● Exercise
Copy out the listing that follows, exactly, without its pictures.

[Chart and figure data]
## begin

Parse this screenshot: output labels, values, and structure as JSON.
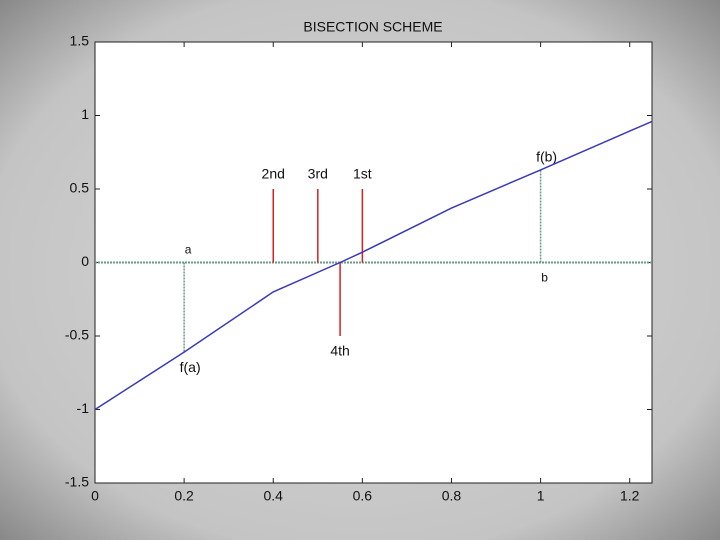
{
  "chart_data": {
    "type": "line",
    "title": "BISECTION SCHEME",
    "x": [
      0,
      0.2,
      0.4,
      0.55,
      0.6,
      0.8,
      1.0,
      1.25
    ],
    "series": [
      {
        "color": "#3a3ab8",
        "values": [
          -1,
          -0.61,
          -0.2,
          0,
          0.07,
          0.37,
          0.63,
          0.96
        ]
      }
    ],
    "xlim": [
      0,
      1.25
    ],
    "ylim": [
      -1.5,
      1.5
    ],
    "xticks": [
      0,
      0.2,
      0.4,
      0.6,
      0.8,
      1,
      1.2
    ],
    "yticks": [
      -1.5,
      -1,
      -0.5,
      0,
      0.5,
      1,
      1.5
    ],
    "iterations": [
      {
        "label": "1st",
        "x": 0.6,
        "height": 0.5
      },
      {
        "label": "2nd",
        "x": 0.4,
        "height": 0.5
      },
      {
        "label": "3rd",
        "x": 0.5,
        "height": 0.5
      },
      {
        "label": "4th",
        "x": 0.55,
        "height": -0.5
      }
    ],
    "iteration_color": "#d82020",
    "endpoints": [
      {
        "label": "a",
        "value_label": "f(a)",
        "x": 0.2,
        "y": -0.61
      },
      {
        "label": "b",
        "value_label": "f(b)",
        "x": 1,
        "y": 0.63
      }
    ],
    "endpoint_color": "#6a9a8a"
  }
}
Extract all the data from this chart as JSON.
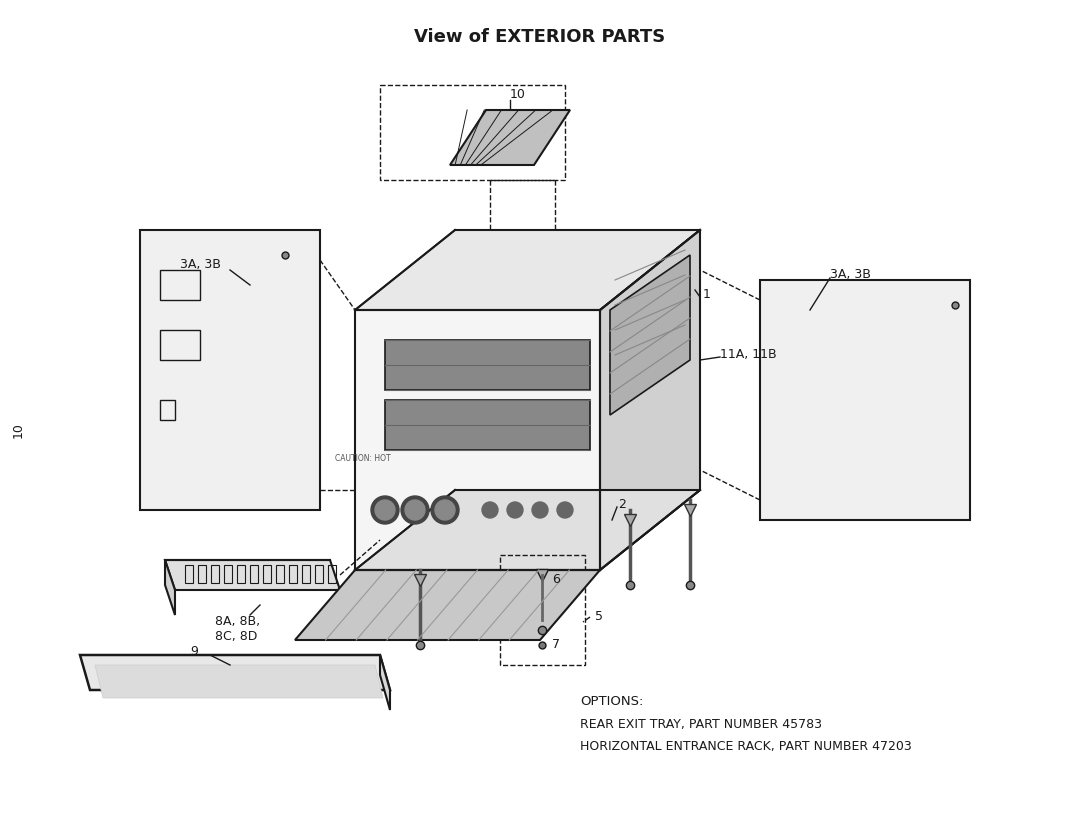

## end

● Final result
Parse this screenshot: output labels, values, and structure as JSON.
{
  "chart_data": {
    "type": "line",
    "title": "BISECTION SCHEME",
    "x": [
      0,
      0.2,
      0.4,
      0.55,
      0.6,
      0.8,
      1.0,
      1.25
    ],
    "series": [
      {
        "color": "#3a3ab8",
        "values": [
          -1,
          -0.61,
          -0.2,
          0,
          0.07,
          0.37,
          0.63,
          0.96
        ]
      }
    ],
    "xlim": [
      0,
      1.25
    ],
    "ylim": [
      -1.5,
      1.5
    ],
    "xticks": [
      0,
      0.2,
      0.4,
      0.6,
      0.8,
      1,
      1.2
    ],
    "yticks": [
      -1.5,
      -1,
      -0.5,
      0,
      0.5,
      1,
      1.5
    ],
    "iterations": [
      {
        "label": "1st",
        "x": 0.6,
        "height": 0.5
      },
      {
        "label": "2nd",
        "x": 0.4,
        "height": 0.5
      },
      {
        "label": "3rd",
        "x": 0.5,
        "height": 0.5
      },
      {
        "label": "4th",
        "x": 0.55,
        "height": -0.5
      }
    ],
    "iteration_color": "#d82020",
    "endpoints": [
      {
        "label": "a",
        "value_label": "f(a)",
        "x": 0.2,
        "y": -0.61
      },
      {
        "label": "b",
        "value_label": "f(b)",
        "x": 1,
        "y": 0.63
      }
    ],
    "endpoint_color": "#6a9a8a"
  }
}
Extract all the data from this chart as JSON.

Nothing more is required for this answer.